◆ Objective: Show, in full, each line of the data that contains "Rute".

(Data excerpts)
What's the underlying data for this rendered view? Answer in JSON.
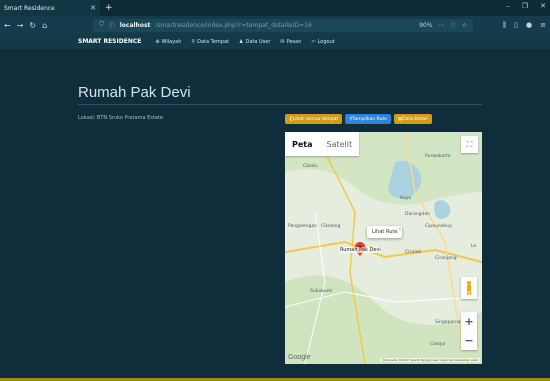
{
  "browser": {
    "tab_title": "Smart Residence",
    "url_host": "localhost",
    "url_path": "/smartresidence/index.php?r=tempat_detail&ID=16",
    "zoom": "90%"
  },
  "navbar": {
    "brand": "SMART RESIDENCE",
    "items": [
      {
        "icon": "map-marker-icon",
        "label": "Wilayah"
      },
      {
        "icon": "location-icon",
        "label": "Data Tempat"
      },
      {
        "icon": "user-icon",
        "label": "Data User"
      },
      {
        "icon": "envelope-icon",
        "label": "Pesan"
      },
      {
        "icon": "logout-icon",
        "label": "Logout"
      }
    ]
  },
  "page": {
    "title": "Rumah Pak Devi",
    "location": "Lokasi: BTN Sruko Pratama Estate"
  },
  "buttons": {
    "back": "Lihat semua tempat",
    "view": "Tampilkan Rute",
    "detail": "Data Detail"
  },
  "map": {
    "tab_map": "Peta",
    "tab_satellite": "Satelit",
    "places": [
      "Purwakarta",
      "Cibatu",
      "Kopo",
      "Darangdan",
      "Cikalong",
      "Cipeundeuy",
      "Cisalak",
      "Pangalengan",
      "Ciranjang",
      "Sukabumi",
      "Singaparna",
      "Cianjur",
      "Le"
    ],
    "marker_label": "Rumah Pak Devi",
    "info_text": "Lihat Rute",
    "google": "Google",
    "attribution": "Data peta ©2022  Syarat Penggunaan  Laporkan kesalahan peta"
  },
  "colors": {
    "bg": "#0f2d3a",
    "navbar": "#123a48",
    "btn_yellow": "#d29b1a",
    "btn_blue": "#2c86d6",
    "marker": "#e53935"
  }
}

◆ Correct answer:
    "view": "Tampilkan Rute",
    "info_text": "Lihat Rute",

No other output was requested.